= Task to complete =
Quote all entries exactly, leaving pictures aside.

[Start Items]

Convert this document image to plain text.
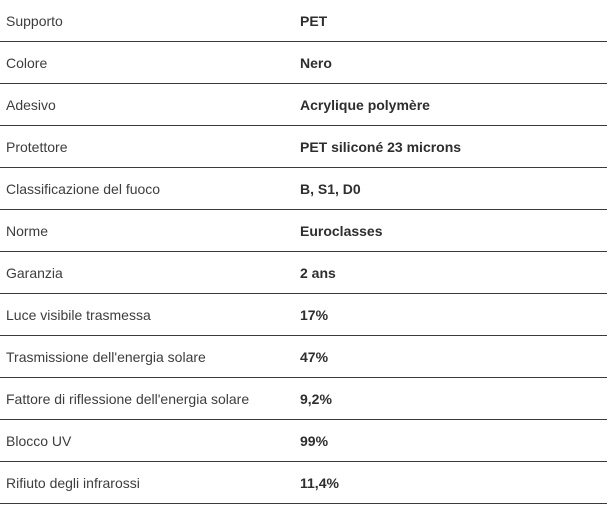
Supporto	PET
Colore	Nero
Adesivo	Acrylique polymère
Protettore	PET siliconé 23 microns
Classificazione del fuoco	B, S1, D0
Norme	Euroclasses
Garanzia	2 ans
Luce visibile trasmessa	17%
Trasmissione dell'energia solare	47%
Fattore di riflessione dell'energia solare	9,2%
Blocco UV	99%
Rifiuto degli infrarossi	11,4%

[End Items]

= Answer below =
Convert this document image to plain text.
Supporto	PET
Colore	Nero
Adesivo	Acrylique polymère
Protettore	PET siliconé 23 microns
Classificazione del fuoco	B, S1, D0
Norme	Euroclasses
Garanzia	2 ans
Luce visibile trasmessa	17%
Trasmissione dell'energia solare	47%
Fattore di riflessione dell'energia solare	9,2%
Blocco UV	99%
Rifiuto degli infrarossi	11,4%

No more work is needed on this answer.